Extract all of the data and reproduce it precisely.

- _PROVIDED RECORDS_:
________________
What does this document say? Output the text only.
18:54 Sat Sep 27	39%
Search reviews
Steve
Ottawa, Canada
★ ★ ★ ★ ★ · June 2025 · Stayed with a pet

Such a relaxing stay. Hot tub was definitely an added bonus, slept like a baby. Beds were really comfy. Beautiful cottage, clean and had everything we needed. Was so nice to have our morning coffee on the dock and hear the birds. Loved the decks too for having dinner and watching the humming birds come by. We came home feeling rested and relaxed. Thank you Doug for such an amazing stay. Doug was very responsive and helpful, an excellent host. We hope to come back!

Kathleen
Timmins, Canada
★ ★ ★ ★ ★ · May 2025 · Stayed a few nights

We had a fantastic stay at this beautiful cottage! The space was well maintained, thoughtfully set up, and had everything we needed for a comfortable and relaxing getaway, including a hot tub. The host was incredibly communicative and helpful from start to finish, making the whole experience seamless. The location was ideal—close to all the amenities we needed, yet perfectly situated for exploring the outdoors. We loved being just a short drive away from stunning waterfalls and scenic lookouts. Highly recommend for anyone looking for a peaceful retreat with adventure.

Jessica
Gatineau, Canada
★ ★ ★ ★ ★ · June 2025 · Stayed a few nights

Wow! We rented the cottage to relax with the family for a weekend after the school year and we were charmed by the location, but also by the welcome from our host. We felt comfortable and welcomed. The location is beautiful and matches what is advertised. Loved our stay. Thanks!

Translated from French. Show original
________________
- _EXERCISE SOLUTION_:
What does this document say? Output the text only.
18:54 Sat Sep 27	39%
Search reviews
Steve
Ottawa, Canada
★ ★ ★ ★ ★ · June 2025 · Stayed with a pet

Such a relaxing stay. Hot tub was definitely an added bonus, slept like a baby. Beds were really comfy. Beautiful cottage, clean and had everything we needed. Was so nice to have our morning coffee on the dock and hear the birds. Loved the decks too for having dinner and watching the humming birds come by. We came home feeling rested and relaxed. Thank you Doug for such an amazing stay. Doug was very responsive and helpful, an excellent host. We hope to come back!

Kathleen
Timmins, Canada
★ ★ ★ ★ ★ · May 2025 · Stayed a few nights

We had a fantastic stay at this beautiful cottage! The space was well maintained, thoughtfully set up, and had everything we needed for a comfortable and relaxing getaway, including a hot tub. The host was incredibly communicative and helpful from start to finish, making the whole experience seamless. The location was ideal—close to all the amenities we needed, yet perfectly situated for exploring the outdoors. We loved being just a short drive away from stunning waterfalls and scenic lookouts. Highly recommend for anyone looking for a peaceful retreat with adventure.

Jessica
Gatineau, Canada
★ ★ ★ ★ ★ · June 2025 · Stayed a few nights

Wow! We rented the cottage to relax with the family for a weekend after the school year and we were charmed by the location, but also by the welcome from our host. We felt comfortable and welcomed. The location is beautiful and matches what is advertised. Loved our stay. Thanks!

Translated from French. Show original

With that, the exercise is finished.